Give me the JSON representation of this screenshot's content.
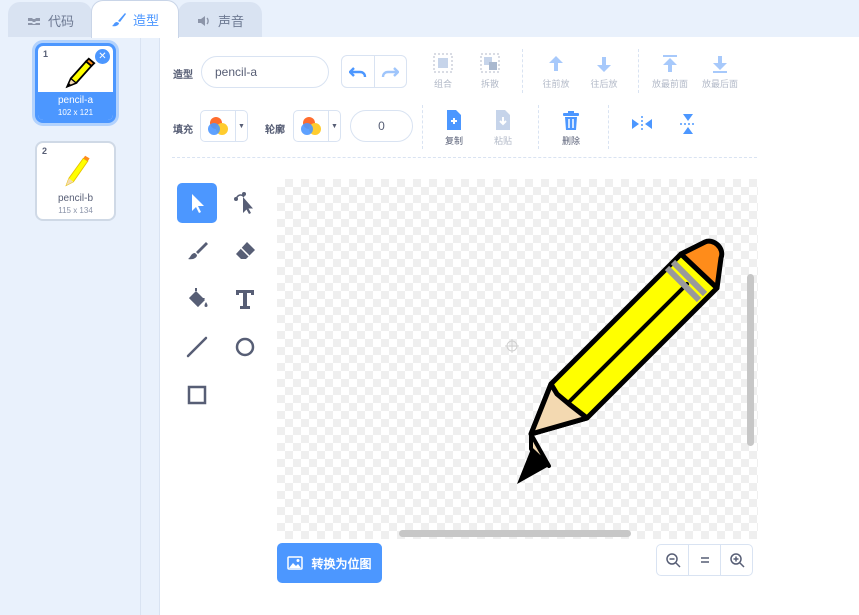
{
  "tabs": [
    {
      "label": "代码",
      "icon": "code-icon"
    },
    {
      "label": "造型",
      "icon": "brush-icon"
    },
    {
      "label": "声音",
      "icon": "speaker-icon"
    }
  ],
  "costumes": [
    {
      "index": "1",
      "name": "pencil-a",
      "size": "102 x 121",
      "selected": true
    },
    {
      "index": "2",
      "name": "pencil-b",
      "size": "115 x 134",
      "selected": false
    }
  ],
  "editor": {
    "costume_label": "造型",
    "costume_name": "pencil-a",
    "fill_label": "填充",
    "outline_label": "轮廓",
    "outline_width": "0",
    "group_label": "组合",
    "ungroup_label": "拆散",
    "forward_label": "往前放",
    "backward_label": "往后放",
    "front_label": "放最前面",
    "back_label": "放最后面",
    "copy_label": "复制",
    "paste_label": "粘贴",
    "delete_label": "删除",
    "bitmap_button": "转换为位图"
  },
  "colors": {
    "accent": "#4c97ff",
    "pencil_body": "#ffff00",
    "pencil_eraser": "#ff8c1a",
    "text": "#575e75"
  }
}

* Instructions for the task
Quote the data exactly, leaving every image out of the copy.

* Worked solution
Give me the JSON representation of this screenshot's content.
{
  "tabs": [
    {
      "label": "代码",
      "icon": "code-icon"
    },
    {
      "label": "造型",
      "icon": "brush-icon"
    },
    {
      "label": "声音",
      "icon": "speaker-icon"
    }
  ],
  "costumes": [
    {
      "index": "1",
      "name": "pencil-a",
      "size": "102 x 121",
      "selected": true
    },
    {
      "index": "2",
      "name": "pencil-b",
      "size": "115 x 134",
      "selected": false
    }
  ],
  "editor": {
    "costume_label": "造型",
    "costume_name": "pencil-a",
    "fill_label": "填充",
    "outline_label": "轮廓",
    "outline_width": "0",
    "group_label": "组合",
    "ungroup_label": "拆散",
    "forward_label": "往前放",
    "backward_label": "往后放",
    "front_label": "放最前面",
    "back_label": "放最后面",
    "copy_label": "复制",
    "paste_label": "粘贴",
    "delete_label": "删除",
    "bitmap_button": "转换为位图"
  },
  "colors": {
    "accent": "#4c97ff",
    "pencil_body": "#ffff00",
    "pencil_eraser": "#ff8c1a",
    "text": "#575e75"
  }
}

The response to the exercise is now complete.